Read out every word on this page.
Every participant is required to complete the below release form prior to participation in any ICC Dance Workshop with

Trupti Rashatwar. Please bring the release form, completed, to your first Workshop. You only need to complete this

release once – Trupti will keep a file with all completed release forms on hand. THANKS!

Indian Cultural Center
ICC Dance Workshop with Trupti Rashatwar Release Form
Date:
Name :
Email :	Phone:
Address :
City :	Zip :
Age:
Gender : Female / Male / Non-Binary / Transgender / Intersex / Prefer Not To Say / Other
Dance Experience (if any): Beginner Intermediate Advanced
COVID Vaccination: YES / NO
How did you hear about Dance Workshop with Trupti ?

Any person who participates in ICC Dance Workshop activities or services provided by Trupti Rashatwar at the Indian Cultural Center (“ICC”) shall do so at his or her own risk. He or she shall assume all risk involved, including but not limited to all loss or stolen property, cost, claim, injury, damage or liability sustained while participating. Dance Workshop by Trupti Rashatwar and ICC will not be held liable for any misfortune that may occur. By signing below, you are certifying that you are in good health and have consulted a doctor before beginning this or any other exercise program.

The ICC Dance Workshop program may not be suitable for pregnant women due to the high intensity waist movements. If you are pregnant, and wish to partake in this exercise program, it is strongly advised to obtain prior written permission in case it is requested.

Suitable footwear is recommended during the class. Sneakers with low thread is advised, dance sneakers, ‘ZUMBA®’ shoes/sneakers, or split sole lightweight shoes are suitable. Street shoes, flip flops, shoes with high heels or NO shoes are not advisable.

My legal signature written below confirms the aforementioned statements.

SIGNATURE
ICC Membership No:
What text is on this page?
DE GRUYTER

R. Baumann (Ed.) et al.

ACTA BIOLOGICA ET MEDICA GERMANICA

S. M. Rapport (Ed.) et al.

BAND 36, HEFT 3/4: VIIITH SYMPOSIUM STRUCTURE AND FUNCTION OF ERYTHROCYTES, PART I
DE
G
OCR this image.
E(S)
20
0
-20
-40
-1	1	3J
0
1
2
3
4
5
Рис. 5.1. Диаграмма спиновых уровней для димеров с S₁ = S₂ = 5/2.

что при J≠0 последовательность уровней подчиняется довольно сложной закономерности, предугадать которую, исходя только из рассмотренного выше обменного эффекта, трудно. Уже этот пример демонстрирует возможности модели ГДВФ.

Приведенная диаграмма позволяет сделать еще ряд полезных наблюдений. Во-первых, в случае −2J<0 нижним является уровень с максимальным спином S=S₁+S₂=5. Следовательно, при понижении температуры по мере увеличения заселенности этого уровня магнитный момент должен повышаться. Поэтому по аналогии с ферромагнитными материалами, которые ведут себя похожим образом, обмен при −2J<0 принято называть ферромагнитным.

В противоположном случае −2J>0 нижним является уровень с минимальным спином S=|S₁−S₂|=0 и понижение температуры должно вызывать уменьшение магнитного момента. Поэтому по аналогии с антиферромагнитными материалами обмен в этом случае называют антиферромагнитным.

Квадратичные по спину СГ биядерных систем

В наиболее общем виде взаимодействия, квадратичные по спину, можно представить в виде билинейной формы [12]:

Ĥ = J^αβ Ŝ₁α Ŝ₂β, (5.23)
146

> Exercise description:
Return all of the data precisely as it appears.

> Expected answer:
Read out every word on this page.
Every participant is required to complete the below release form prior to participation in any ICC Dance Workshop with

Trupti Rashatwar. Please bring the release form, completed, to your first Workshop. You only need to complete this

release once – Trupti will keep a file with all completed release forms on hand. THANKS!

Indian Cultural Center
ICC Dance Workshop with Trupti Rashatwar Release Form
Date:
Name :
Email :	Phone:
Address :
City :	Zip :
Age:
Gender : Female / Male / Non-Binary / Transgender / Intersex / Prefer Not To Say / Other
Dance Experience (if any): Beginner Intermediate Advanced
COVID Vaccination: YES / NO
How did you hear about Dance Workshop with Trupti ?

Any person who participates in ICC Dance Workshop activities or services provided by Trupti Rashatwar at the Indian Cultural Center (“ICC”) shall do so at his or her own risk. He or she shall assume all risk involved, including but not limited to all loss or stolen property, cost, claim, injury, damage or liability sustained while participating. Dance Workshop by Trupti Rashatwar and ICC will not be held liable for any misfortune that may occur. By signing below, you are certifying that you are in good health and have consulted a doctor before beginning this or any other exercise program.

The ICC Dance Workshop program may not be suitable for pregnant women due to the high intensity waist movements. If you are pregnant, and wish to partake in this exercise program, it is strongly advised to obtain prior written permission in case it is requested.

Suitable footwear is recommended during the class. Sneakers with low thread is advised, dance sneakers, ‘ZUMBA®’ shoes/sneakers, or split sole lightweight shoes are suitable. Street shoes, flip flops, shoes with high heels or NO shoes are not advisable.

My legal signature written below confirms the aforementioned statements.

SIGNATURE
ICC Membership No:
What text is on this page?
DE GRUYTER

R. Baumann (Ed.) et al.

ACTA BIOLOGICA ET MEDICA GERMANICA

S. M. Rapport (Ed.) et al.

BAND 36, HEFT 3/4: VIIITH SYMPOSIUM STRUCTURE AND FUNCTION OF ERYTHROCYTES, PART I
DE
G
OCR this image.
E(S)
20
0
-20
-40
-1	1	3J
0
1
2
3
4
5
Рис. 5.1. Диаграмма спиновых уровней для димеров с S₁ = S₂ = 5/2.

что при J≠0 последовательность уровней подчиняется довольно сложной закономерности, предугадать которую, исходя только из рассмотренного выше обменного эффекта, трудно. Уже этот пример демонстрирует возможности модели ГДВФ.

Приведенная диаграмма позволяет сделать еще ряд полезных наблюдений. Во-первых, в случае −2J<0 нижним является уровень с максимальным спином S=S₁+S₂=5. Следовательно, при понижении температуры по мере увеличения заселенности этого уровня магнитный момент должен повышаться. Поэтому по аналогии с ферромагнитными материалами, которые ведут себя похожим образом, обмен при −2J<0 принято называть ферромагнитным.

В противоположном случае −2J>0 нижним является уровень с минимальным спином S=|S₁−S₂|=0 и понижение температуры должно вызывать уменьшение магнитного момента. Поэтому по аналогии с антиферромагнитными материалами обмен в этом случае называют антиферромагнитным.

Квадратичные по спину СГ биядерных систем

В наиболее общем виде взаимодействия, квадратичные по спину, можно представить в виде билинейной формы [12]:

Ĥ = J^αβ Ŝ₁α Ŝ₂β, (5.23)
146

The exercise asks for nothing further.